===== SUPPLIED RECORDS =====

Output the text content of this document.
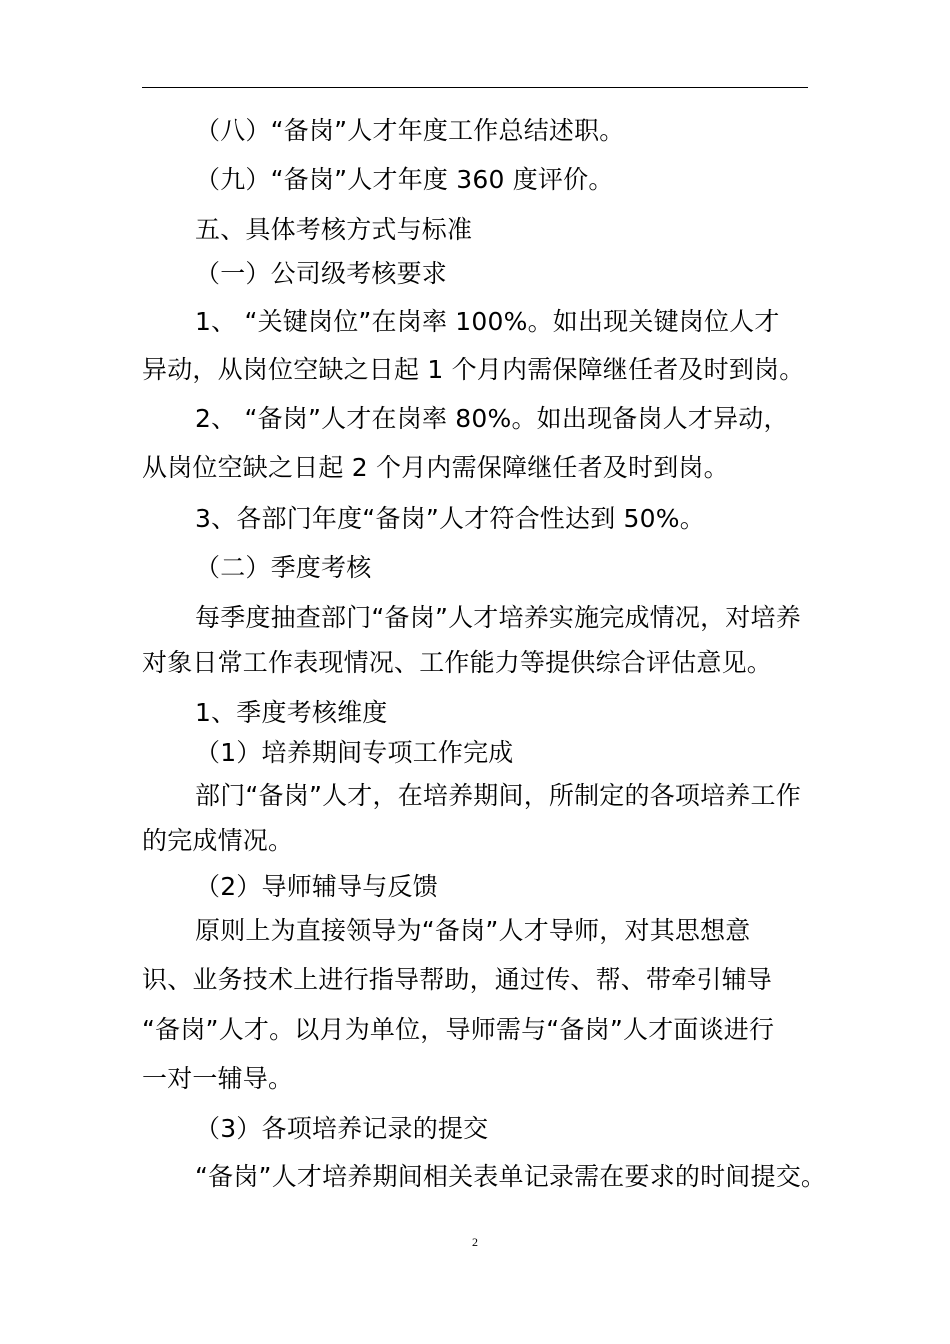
（八）“备岗”人才年度工作总结述职。
（九）“备岗”人才年度 360 度评价。
五、具体考核方式与标准
（一）公司级考核要求
1、 “关键岗位”在岗率 100%。如出现关键岗位人才
异动，从岗位空缺之日起 1 个月内需保障继任者及时到岗。
2、 “备岗”人才在岗率 80%。如出现备岗人才异动，
从岗位空缺之日起 2 个月内需保障继任者及时到岗。
3、各部门年度“备岗”人才符合性达到 50%。
（二）季度考核
每季度抽查部门“备岗”人才培养实施完成情况，对培养
对象日常工作表现情况、工作能力等提供综合评估意见。
1、季度考核维度
（1）培养期间专项工作完成
部门“备岗”人才，在培养期间，所制定的各项培养工作
的完成情况。
（2）导师辅导与反馈
原则上为直接领导为“备岗”人才导师，对其思想意
识、业务技术上进行指导帮助，通过传、帮、带牵引辅导
“备岗”人才。以月为单位，导师需与“备岗”人才面谈进行
一对一辅导。
（3）各项培养记录的提交
“备岗”人才培养期间相关表单记录需在要求的时间提交。
2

=====

◆ TASK TO CARRY OUT
Except for the pictures, print the data above exactly.

◆ RESULT OF THIS TASK
Output the text content of this document.
（八）“备岗”人才年度工作总结述职。
（九）“备岗”人才年度 360 度评价。
五、具体考核方式与标准
（一）公司级考核要求
1、 “关键岗位”在岗率 100%。如出现关键岗位人才
异动，从岗位空缺之日起 1 个月内需保障继任者及时到岗。
2、 “备岗”人才在岗率 80%。如出现备岗人才异动，
从岗位空缺之日起 2 个月内需保障继任者及时到岗。
3、各部门年度“备岗”人才符合性达到 50%。
（二）季度考核
每季度抽查部门“备岗”人才培养实施完成情况，对培养
对象日常工作表现情况、工作能力等提供综合评估意见。
1、季度考核维度
（1）培养期间专项工作完成
部门“备岗”人才，在培养期间，所制定的各项培养工作
的完成情况。
（2）导师辅导与反馈
原则上为直接领导为“备岗”人才导师，对其思想意
识、业务技术上进行指导帮助，通过传、帮、带牵引辅导
“备岗”人才。以月为单位，导师需与“备岗”人才面谈进行
一对一辅导。
（3）各项培养记录的提交
“备岗”人才培养期间相关表单记录需在要求的时间提交。
2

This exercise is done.